From the listing below, return each line that includes "Issued".

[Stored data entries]
▼▼▼

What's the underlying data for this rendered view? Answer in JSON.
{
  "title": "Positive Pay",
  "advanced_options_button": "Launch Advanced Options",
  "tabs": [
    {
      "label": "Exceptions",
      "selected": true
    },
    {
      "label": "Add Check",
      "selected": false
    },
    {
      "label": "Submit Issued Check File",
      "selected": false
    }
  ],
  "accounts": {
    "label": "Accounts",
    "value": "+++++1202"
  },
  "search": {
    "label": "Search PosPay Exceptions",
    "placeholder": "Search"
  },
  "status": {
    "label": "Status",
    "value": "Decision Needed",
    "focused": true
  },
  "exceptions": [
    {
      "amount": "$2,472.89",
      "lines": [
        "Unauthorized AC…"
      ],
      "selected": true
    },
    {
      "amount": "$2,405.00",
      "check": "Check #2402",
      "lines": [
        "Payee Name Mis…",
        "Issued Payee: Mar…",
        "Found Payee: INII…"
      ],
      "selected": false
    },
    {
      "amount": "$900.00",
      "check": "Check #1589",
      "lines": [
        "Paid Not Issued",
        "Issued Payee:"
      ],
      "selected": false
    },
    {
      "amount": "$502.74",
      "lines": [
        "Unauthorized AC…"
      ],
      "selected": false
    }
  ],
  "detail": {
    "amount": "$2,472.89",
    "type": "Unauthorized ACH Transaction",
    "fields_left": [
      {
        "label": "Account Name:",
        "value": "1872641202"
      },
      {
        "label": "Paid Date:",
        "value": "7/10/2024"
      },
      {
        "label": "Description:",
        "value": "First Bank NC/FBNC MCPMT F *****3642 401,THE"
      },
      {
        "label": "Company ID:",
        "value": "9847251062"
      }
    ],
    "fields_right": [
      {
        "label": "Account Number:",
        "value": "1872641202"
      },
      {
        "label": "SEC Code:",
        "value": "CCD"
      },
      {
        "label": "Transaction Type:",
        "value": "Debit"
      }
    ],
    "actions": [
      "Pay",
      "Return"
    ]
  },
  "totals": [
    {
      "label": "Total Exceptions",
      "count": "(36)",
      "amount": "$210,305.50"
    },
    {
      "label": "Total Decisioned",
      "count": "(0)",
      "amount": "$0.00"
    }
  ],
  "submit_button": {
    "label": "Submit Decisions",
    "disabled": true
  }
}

▲▲▲
▼▼▼

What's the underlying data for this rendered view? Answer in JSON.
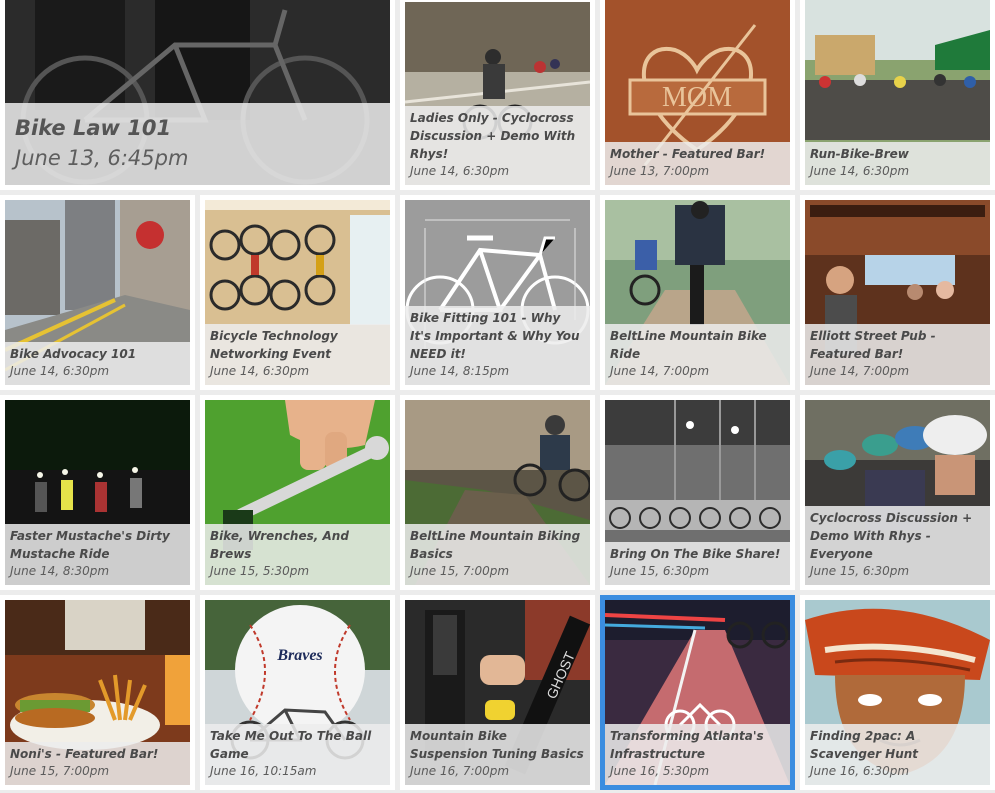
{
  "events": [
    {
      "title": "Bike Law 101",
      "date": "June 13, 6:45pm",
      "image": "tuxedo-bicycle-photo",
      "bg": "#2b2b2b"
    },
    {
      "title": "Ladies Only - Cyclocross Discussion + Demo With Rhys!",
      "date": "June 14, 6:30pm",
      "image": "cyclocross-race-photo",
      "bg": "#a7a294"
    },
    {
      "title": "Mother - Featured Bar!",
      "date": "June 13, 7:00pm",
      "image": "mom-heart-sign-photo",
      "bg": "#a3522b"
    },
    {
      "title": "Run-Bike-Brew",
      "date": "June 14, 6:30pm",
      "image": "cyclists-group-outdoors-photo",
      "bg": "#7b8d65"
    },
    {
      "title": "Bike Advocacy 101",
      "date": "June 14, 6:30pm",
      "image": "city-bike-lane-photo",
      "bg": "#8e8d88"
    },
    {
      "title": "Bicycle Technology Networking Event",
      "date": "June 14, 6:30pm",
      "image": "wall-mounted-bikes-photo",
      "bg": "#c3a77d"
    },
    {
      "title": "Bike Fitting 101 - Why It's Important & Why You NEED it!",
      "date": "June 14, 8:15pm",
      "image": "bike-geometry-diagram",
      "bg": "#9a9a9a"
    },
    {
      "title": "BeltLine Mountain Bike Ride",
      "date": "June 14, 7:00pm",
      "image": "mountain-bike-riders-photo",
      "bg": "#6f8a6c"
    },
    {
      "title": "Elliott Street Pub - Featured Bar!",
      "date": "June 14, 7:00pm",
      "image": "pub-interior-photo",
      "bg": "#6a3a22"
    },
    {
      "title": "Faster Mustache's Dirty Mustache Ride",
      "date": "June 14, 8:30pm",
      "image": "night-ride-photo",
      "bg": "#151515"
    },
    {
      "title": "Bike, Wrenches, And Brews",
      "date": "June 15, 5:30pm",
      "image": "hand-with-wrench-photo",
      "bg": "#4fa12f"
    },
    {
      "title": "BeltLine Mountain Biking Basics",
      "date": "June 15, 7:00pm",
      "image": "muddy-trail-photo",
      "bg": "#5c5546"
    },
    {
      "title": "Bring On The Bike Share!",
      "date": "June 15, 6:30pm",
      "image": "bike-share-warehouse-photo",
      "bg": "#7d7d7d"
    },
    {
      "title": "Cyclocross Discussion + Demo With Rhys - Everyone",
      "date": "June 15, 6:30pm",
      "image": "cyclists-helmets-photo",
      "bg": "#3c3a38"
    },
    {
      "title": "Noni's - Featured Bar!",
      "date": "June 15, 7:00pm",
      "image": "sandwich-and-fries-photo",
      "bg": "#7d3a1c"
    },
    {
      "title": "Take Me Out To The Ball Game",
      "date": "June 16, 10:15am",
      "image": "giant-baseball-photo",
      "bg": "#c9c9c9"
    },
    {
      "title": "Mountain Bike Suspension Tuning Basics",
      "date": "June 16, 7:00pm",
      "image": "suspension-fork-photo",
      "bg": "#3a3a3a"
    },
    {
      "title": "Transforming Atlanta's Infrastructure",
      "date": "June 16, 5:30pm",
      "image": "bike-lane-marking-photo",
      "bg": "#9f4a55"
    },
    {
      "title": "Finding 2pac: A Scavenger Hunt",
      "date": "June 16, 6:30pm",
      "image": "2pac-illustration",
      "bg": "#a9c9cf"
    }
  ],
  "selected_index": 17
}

▲▲▲
▼▼▼

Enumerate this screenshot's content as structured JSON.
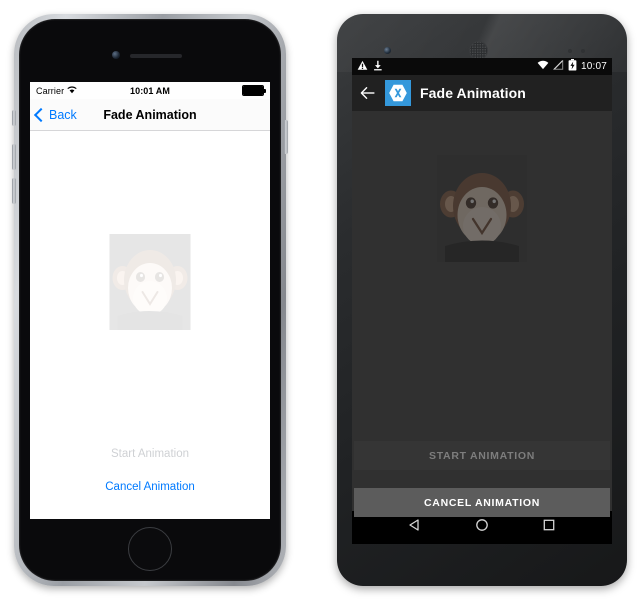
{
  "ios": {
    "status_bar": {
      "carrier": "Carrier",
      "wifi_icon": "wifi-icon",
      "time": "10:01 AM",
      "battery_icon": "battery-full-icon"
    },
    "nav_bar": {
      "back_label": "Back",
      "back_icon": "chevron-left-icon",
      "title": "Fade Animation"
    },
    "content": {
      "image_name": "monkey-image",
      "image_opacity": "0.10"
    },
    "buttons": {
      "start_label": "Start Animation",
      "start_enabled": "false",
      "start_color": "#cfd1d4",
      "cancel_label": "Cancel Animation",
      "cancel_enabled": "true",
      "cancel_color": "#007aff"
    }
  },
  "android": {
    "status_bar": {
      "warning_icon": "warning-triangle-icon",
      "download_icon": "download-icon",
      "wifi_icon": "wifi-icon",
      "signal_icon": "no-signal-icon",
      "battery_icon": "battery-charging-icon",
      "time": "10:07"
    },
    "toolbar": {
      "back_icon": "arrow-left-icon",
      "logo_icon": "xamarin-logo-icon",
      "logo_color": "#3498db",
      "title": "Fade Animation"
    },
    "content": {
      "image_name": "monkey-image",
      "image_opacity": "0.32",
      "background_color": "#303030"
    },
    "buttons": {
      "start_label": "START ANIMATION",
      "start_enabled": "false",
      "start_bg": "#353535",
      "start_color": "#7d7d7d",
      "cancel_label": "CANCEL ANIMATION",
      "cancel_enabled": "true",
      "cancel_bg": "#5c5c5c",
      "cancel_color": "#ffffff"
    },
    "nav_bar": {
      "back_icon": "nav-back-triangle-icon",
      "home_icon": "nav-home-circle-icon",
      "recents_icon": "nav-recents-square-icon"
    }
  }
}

▲▲▲

Task response:
      "label": "Submit Issued Check File",
        "Issued Payee: Mar…",
        "Paid Not Issued",
        "Issued Payee:"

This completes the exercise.